● **Stated problem**:
Output the records exactly. Include every line.

● **Extracted data**:
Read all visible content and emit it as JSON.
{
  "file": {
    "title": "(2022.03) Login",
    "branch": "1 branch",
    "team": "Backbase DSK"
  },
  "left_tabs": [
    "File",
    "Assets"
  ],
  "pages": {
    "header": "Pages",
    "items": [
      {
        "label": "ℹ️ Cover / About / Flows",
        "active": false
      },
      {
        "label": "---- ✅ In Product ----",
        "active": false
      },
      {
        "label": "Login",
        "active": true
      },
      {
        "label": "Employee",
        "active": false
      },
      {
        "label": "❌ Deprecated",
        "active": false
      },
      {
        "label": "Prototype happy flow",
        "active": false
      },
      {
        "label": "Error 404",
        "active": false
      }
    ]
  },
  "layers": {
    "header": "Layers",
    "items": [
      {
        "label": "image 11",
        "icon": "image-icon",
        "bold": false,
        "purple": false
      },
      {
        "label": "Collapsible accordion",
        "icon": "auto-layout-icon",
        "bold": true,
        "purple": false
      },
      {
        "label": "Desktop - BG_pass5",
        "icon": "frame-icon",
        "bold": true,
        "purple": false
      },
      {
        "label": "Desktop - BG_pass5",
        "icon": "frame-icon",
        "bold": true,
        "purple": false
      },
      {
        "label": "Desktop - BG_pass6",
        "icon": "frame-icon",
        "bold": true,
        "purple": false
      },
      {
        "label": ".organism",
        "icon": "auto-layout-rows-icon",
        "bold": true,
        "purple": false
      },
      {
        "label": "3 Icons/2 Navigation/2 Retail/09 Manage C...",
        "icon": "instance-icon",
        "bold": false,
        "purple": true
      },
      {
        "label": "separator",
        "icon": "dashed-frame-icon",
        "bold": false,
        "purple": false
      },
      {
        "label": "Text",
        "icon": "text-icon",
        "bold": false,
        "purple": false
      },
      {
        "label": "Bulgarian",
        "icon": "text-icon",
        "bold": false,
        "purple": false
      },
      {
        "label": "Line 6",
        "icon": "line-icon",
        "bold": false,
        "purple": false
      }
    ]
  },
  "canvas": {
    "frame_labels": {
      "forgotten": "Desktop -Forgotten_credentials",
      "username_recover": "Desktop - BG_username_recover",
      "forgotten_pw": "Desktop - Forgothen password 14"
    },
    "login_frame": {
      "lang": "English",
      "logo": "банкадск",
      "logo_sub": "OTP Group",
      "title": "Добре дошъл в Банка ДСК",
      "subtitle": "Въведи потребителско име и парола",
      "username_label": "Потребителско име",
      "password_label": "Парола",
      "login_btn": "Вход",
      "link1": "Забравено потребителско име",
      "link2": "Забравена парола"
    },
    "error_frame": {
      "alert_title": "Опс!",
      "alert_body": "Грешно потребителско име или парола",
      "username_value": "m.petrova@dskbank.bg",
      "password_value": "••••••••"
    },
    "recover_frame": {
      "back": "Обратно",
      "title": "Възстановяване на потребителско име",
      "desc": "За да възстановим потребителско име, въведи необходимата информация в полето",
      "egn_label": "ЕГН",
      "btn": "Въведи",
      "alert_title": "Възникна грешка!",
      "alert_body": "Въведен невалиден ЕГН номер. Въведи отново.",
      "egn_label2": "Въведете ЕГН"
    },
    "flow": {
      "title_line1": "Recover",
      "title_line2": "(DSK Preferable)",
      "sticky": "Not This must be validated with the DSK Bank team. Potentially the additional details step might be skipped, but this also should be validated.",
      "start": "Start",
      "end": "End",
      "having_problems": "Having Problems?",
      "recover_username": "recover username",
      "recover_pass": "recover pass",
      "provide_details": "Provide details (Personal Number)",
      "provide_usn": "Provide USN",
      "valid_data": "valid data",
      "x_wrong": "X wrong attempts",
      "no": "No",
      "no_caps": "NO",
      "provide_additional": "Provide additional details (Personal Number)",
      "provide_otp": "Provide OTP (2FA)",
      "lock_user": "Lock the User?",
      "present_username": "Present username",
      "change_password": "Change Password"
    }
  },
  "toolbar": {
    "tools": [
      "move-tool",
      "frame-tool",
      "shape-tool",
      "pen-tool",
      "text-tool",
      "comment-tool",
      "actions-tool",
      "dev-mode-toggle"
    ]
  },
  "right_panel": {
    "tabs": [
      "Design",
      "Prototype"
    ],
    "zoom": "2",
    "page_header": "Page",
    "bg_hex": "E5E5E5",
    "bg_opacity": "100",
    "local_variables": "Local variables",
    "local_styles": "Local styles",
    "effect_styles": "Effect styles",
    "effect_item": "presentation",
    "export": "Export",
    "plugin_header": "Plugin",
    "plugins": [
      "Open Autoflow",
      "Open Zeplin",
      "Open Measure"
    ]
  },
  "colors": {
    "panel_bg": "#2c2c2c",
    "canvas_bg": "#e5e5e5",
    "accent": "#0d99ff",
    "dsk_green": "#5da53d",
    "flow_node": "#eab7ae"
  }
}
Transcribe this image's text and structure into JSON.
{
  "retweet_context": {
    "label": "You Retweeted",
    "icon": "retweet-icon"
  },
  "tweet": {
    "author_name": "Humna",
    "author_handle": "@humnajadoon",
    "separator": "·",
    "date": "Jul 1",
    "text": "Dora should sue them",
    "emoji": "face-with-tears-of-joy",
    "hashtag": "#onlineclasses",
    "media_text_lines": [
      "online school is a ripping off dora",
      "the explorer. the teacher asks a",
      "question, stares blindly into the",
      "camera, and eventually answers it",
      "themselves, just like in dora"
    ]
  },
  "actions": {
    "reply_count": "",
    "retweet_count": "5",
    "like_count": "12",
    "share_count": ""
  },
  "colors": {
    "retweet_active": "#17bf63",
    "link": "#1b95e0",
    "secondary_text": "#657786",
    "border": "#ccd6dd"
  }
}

● **Exercise answer**:
Read all visible content and emit it as JSON.
{
  "file": {
    "title": "(2022.03) Login",
    "branch": "1 branch",
    "team": "Backbase DSK"
  },
  "left_tabs": [
    "File",
    "Assets"
  ],
  "pages": {
    "header": "Pages",
    "items": [
      {
        "label": "ℹ️ Cover / About / Flows",
        "active": false
      },
      {
        "label": "---- ✅ In Product ----",
        "active": false
      },
      {
        "label": "Login",
        "active": true
      },
      {
        "label": "Employee",
        "active": false
      },
      {
        "label": "❌ Deprecated",
        "active": false
      },
      {
        "label": "Prototype happy flow",
        "active": false
      },
      {
        "label": "Error 404",
        "active": false
      }
    ]
  },
  "layers": {
    "header": "Layers",
    "items": [
      {
        "label": "image 11",
        "icon": "image-icon",
        "bold": false,
        "purple": false
      },
      {
        "label": "Collapsible accordion",
        "icon": "auto-layout-icon",
        "bold": true,
        "purple": false
      },
      {
        "label": "Desktop - BG_pass5",
        "icon": "frame-icon",
        "bold": true,
        "purple": false
      },
      {
        "label": "Desktop - BG_pass5",
        "icon": "frame-icon",
        "bold": true,
        "purple": false
      },
      {
        "label": "Desktop - BG_pass6",
        "icon": "frame-icon",
        "bold": true,
        "purple": false
      },
      {
        "label": ".organism",
        "icon": "auto-layout-rows-icon",
        "bold": true,
        "purple": false
      },
      {
        "label": "3 Icons/2 Navigation/2 Retail/09 Manage C...",
        "icon": "instance-icon",
        "bold": false,
        "purple": true
      },
      {
        "label": "separator",
        "icon": "dashed-frame-icon",
        "bold": false,
        "purple": false
      },
      {
        "label": "Text",
        "icon": "text-icon",
        "bold": false,
        "purple": false
      },
      {
        "label": "Bulgarian",
        "icon": "text-icon",
        "bold": false,
        "purple": false
      },
      {
        "label": "Line 6",
        "icon": "line-icon",
        "bold": false,
        "purple": false
      }
    ]
  },
  "canvas": {
    "frame_labels": {
      "forgotten": "Desktop -Forgotten_credentials",
      "username_recover": "Desktop - BG_username_recover",
      "forgotten_pw": "Desktop - Forgothen password 14"
    },
    "login_frame": {
      "lang": "English",
      "logo": "банкадск",
      "logo_sub": "OTP Group",
      "title": "Добре дошъл в Банка ДСК",
      "subtitle": "Въведи потребителско име и парола",
      "username_label": "Потребителско име",
      "password_label": "Парола",
      "login_btn": "Вход",
      "link1": "Забравено потребителско име",
      "link2": "Забравена парола"
    },
    "error_frame": {
      "alert_title": "Опс!",
      "alert_body": "Грешно потребителско име или парола",
      "username_value": "m.petrova@dskbank.bg",
      "password_value": "••••••••"
    },
    "recover_frame": {
      "back": "Обратно",
      "title": "Възстановяване на потребителско име",
      "desc": "За да възстановим потребителско име, въведи необходимата информация в полето",
      "egn_label": "ЕГН",
      "btn": "Въведи",
      "alert_title": "Възникна грешка!",
      "alert_body": "Въведен невалиден ЕГН номер. Въведи отново.",
      "egn_label2": "Въведете ЕГН"
    },
    "flow": {
      "title_line1": "Recover",
      "title_line2": "(DSK Preferable)",
      "sticky": "Not This must be validated with the DSK Bank team. Potentially the additional details step might be skipped, but this also should be validated.",
      "start": "Start",
      "end": "End",
      "having_problems": "Having Problems?",
      "recover_username": "recover username",
      "recover_pass": "recover pass",
      "provide_details": "Provide details (Personal Number)",
      "provide_usn": "Provide USN",
      "valid_data": "valid data",
      "x_wrong": "X wrong attempts",
      "no": "No",
      "no_caps": "NO",
      "provide_additional": "Provide additional details (Personal Number)",
      "provide_otp": "Provide OTP (2FA)",
      "lock_user": "Lock the User?",
      "present_username": "Present username",
      "change_password": "Change Password"
    }
  },
  "toolbar": {
    "tools": [
      "move-tool",
      "frame-tool",
      "shape-tool",
      "pen-tool",
      "text-tool",
      "comment-tool",
      "actions-tool",
      "dev-mode-toggle"
    ]
  },
  "right_panel": {
    "tabs": [
      "Design",
      "Prototype"
    ],
    "zoom": "2",
    "page_header": "Page",
    "bg_hex": "E5E5E5",
    "bg_opacity": "100",
    "local_variables": "Local variables",
    "local_styles": "Local styles",
    "effect_styles": "Effect styles",
    "effect_item": "presentation",
    "export": "Export",
    "plugin_header": "Plugin",
    "plugins": [
      "Open Autoflow",
      "Open Zeplin",
      "Open Measure"
    ]
  },
  "colors": {
    "panel_bg": "#2c2c2c",
    "canvas_bg": "#e5e5e5",
    "accent": "#0d99ff",
    "dsk_green": "#5da53d",
    "flow_node": "#eab7ae"
  }
}
Transcribe this image's text and structure into JSON.
{
  "retweet_context": {
    "label": "You Retweeted",
    "icon": "retweet-icon"
  },
  "tweet": {
    "author_name": "Humna",
    "author_handle": "@humnajadoon",
    "separator": "·",
    "date": "Jul 1",
    "text": "Dora should sue them",
    "emoji": "face-with-tears-of-joy",
    "hashtag": "#onlineclasses",
    "media_text_lines": [
      "online school is a ripping off dora",
      "the explorer. the teacher asks a",
      "question, stares blindly into the",
      "camera, and eventually answers it",
      "themselves, just like in dora"
    ]
  },
  "actions": {
    "reply_count": "",
    "retweet_count": "5",
    "like_count": "12",
    "share_count": ""
  },
  "colors": {
    "retweet_active": "#17bf63",
    "link": "#1b95e0",
    "secondary_text": "#657786",
    "border": "#ccd6dd"
  }
}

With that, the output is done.